# header gasket problem



## Chris-Austria (Dec 23, 2010)

Hi!

I was just told that my header gaskets are leaking and that's the reason why I can hear some kind of a ticking noise. First I had the fear it was the valvetrain but the gaskets are bad on both sides (not even 1000miles on the engine!)

Probably these are fel-pro gaskets from the rebuild set. I have the Edelbrock heads (D-Port) and Hooker headers (cant confirm they are Hookers, but I was told so). 

So the question is what are the best gaskets for my D-Port headers? I don't really want to buy new headers.. but new gaskets will be needed. 
In July the shop will replace my old stock starter with the mini-starter from RobbMC anyways and I think the driver side header will be removed anyway to do that and the passenger side is less hard to change.

There are many brands on the market... I think a thick high quality gasket would be best, any suggestions?

Chris


----------



## ALKYGTO (Mar 29, 2010)

Here ya go.....http://www.summitracing.com/search?keyword=copper header gaskets pontiac&dds=1


----------



## Chris-Austria (Dec 23, 2010)

Thank you again 
So copper will be the best material? Okay.. the Mr.Gasket's look nice, I'll add them to my cart!


----------



## BearGFR (Aug 25, 2008)

I'm running Remflex

PONTIAC Header Exhaust/Manifold Gasket

They're a layered carbon material that crushes up to 50% when you install them. These suckers **SEAL**.

Two cautions:
1) They're pricey
2) You've got to be very careful if you want to remove and reuse them to make sure you don't de-laminate/damage any of the layers.

Bear


----------



## Chris-Austria (Dec 23, 2010)

I cant find them at Summit, what do you think of the copper ones?
http://www.summitracing.com/parts/mrg-7171

All I need is a gasket that will seal one time.. if I ever remove the headers for any reason I'll get some new ones. I already have some new Felpro gaskets, but I want a better quality. A gasket that crushes up to 50% would be very nice.

A friend of mine said that I should use them: http://www.summitracing.com/parts/mrg-5921

So what should I buy.. combine shipping at Summit with one of these 2 above or try to get the Remflex somewhere else? (double shipping costs makes the Remflex for sure "worth" $100 for me)


----------



## BearGFR (Aug 25, 2008)

If your gasket surfaces on the heads and on the headers are clean and flat without gashes and gouges and the like, then there's no reason the good copper gaskets won't work just fine. The main benefit of the Remflex gaskets is their ability to seal even with significant defects on the sealing surfaces. *I* probably don't need them either, I just wanted to try a set because they looked cool 

Bear


----------



## ALKYGTO (Mar 29, 2010)

Copper are reusable too.


----------



## Chris-Austria (Dec 23, 2010)

The surface on the heads is clean for sure, but the headers are pretty old and may not have the best sealing surface.

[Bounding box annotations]
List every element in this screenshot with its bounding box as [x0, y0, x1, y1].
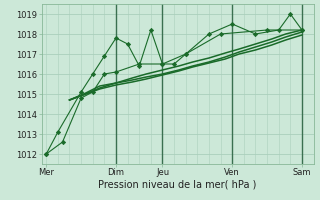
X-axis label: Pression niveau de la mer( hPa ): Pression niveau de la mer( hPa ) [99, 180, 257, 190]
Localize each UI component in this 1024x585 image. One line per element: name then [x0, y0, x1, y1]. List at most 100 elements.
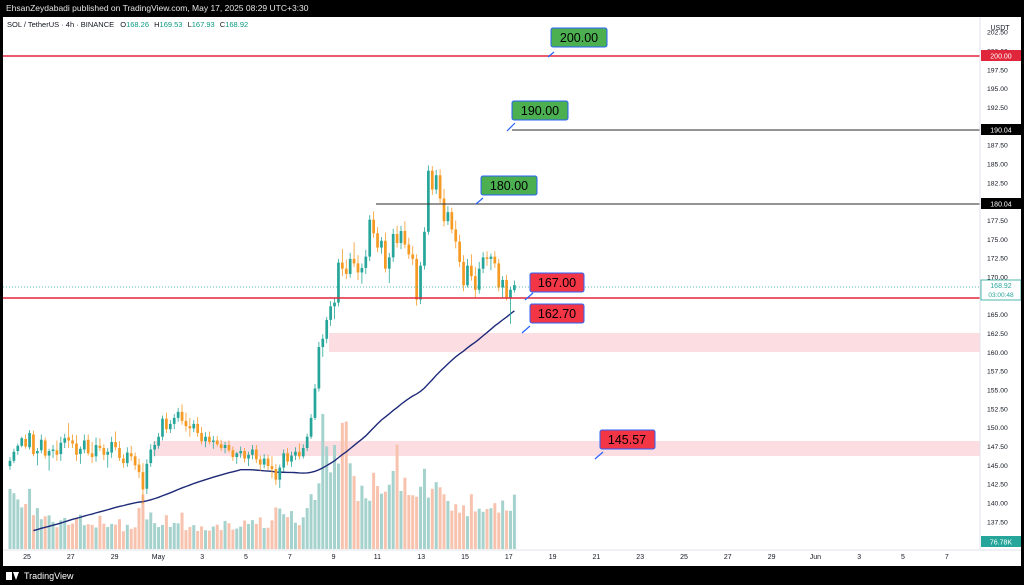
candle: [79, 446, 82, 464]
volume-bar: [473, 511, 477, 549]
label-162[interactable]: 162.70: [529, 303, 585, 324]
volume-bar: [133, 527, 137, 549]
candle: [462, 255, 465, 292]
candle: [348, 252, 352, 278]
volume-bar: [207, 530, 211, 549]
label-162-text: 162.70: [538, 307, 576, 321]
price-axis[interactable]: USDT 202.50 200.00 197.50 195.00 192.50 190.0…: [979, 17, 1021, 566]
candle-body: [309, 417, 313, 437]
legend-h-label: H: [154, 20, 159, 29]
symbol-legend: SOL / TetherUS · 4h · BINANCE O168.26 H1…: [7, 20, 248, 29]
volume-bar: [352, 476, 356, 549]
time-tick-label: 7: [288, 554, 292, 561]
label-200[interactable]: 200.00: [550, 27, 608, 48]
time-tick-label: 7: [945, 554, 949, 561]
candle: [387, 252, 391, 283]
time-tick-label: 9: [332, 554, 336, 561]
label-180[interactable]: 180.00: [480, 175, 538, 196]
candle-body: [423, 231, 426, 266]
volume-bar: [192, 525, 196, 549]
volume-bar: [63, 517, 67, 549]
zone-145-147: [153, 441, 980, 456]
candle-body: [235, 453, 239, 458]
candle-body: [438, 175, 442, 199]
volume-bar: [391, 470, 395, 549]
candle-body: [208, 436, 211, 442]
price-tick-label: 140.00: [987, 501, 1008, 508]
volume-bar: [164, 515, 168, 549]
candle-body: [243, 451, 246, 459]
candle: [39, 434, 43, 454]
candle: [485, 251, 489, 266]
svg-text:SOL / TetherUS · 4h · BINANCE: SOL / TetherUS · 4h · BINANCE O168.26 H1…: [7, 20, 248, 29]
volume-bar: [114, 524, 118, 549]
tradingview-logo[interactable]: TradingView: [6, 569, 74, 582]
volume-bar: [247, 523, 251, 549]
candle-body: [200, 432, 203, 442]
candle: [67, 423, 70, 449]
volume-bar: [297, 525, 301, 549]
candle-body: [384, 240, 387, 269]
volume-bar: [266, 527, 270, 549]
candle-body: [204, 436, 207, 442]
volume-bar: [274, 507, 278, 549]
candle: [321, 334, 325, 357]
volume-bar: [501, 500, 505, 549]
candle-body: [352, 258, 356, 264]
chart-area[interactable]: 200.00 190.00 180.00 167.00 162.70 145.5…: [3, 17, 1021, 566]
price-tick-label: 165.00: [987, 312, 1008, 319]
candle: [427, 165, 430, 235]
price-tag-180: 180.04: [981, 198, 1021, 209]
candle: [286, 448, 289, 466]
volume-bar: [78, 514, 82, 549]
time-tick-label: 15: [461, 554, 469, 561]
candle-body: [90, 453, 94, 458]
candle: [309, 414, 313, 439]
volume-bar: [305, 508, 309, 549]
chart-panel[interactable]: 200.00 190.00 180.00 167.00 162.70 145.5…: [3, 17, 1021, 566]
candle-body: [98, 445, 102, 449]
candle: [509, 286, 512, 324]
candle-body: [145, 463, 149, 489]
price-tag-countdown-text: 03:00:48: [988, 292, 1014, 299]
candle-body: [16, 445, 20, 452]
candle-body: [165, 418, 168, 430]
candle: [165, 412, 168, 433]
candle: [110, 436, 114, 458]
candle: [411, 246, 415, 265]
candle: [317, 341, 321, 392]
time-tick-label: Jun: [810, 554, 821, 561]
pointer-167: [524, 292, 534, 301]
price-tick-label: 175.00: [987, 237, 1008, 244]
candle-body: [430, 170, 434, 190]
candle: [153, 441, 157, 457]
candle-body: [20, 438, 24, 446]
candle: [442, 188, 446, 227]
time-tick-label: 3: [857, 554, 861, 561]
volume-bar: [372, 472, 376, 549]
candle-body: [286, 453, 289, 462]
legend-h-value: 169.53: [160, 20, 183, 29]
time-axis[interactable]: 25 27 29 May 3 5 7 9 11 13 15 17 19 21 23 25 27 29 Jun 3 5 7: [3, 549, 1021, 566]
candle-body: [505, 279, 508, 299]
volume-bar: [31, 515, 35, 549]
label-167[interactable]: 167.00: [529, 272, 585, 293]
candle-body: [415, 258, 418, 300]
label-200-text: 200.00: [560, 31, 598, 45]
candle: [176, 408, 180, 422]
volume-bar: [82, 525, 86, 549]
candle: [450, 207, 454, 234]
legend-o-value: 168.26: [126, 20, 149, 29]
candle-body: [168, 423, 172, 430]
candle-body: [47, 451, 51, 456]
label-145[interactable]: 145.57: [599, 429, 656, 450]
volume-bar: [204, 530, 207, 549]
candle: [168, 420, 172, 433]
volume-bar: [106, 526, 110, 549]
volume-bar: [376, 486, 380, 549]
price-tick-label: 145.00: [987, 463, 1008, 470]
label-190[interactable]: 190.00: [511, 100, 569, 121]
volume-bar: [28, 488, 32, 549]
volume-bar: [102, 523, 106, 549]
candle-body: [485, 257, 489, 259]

• [WRITTEN EXERCISE 1]: Please reproduce the stretch of the header gasket thread from "In July the" through "hard to change.".
• [WRITTEN EXERCISE 2]: In the header gasket thread, what material are the Remflex gaskets made of?
• [WRITTEN EXERCISE 3]: According to the header gasket thread, why would Remflex gaskets be unnecessary when the sealing surfaces are clean and flat? Answer in one to three sentences.

• [EXERCISE SOLUTION 1]:
In July the shop will replace my old stock starter with the mini-starter from RobbMC anyways and I think the driver side header will be removed anyway to do that and the passenger side is less hard to change.

• [EXERCISE SOLUTION 2]: A layered carbon material.

• [EXERCISE SOLUTION 3]: Good copper gaskets will work fine on surfaces that are clean and flat, without gashes or gouges. The main benefit of Remflex gaskets is that they can seal even when the sealing surfaces have significant defects.